* Stated goal:
Look through the data below. Pick out the lines holding the string "collect".

* Task material:
□ □ □

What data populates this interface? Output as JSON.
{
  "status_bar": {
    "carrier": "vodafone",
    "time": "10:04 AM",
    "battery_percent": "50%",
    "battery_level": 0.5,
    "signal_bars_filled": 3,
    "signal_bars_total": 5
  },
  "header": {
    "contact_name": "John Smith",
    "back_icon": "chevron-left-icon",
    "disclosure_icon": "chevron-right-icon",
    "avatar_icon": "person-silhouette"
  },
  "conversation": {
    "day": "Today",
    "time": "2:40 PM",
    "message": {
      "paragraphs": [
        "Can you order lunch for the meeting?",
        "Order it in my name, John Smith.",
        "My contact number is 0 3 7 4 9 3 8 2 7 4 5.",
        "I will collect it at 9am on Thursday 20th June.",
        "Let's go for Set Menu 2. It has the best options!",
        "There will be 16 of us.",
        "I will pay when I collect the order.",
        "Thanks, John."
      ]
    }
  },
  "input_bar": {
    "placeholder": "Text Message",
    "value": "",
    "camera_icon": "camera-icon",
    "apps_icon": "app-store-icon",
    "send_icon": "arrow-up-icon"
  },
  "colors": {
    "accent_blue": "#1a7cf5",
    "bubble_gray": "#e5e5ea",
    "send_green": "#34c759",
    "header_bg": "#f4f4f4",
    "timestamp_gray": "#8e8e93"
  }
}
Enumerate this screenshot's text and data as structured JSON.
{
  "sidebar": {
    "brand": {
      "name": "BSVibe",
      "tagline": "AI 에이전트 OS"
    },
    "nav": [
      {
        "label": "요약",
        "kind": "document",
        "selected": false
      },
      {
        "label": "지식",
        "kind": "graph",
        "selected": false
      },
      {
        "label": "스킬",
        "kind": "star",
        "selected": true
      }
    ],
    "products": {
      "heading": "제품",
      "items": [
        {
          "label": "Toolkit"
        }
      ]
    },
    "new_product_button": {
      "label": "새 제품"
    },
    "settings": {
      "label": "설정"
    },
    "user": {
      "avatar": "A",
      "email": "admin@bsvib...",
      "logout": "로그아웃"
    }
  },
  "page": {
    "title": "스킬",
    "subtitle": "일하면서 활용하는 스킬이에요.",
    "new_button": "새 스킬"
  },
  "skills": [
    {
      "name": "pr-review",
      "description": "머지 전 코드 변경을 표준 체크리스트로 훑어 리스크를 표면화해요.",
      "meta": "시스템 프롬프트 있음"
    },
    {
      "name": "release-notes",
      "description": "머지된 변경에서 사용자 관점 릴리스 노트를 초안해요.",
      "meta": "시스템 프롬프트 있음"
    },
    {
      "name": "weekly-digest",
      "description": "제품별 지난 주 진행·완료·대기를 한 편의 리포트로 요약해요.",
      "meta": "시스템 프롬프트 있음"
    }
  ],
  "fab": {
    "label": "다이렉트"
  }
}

□ □ □

* Completed exercise:
        "I will collect it at 9am on Thursday 20th June.",
        "I will pay when I collect the order.",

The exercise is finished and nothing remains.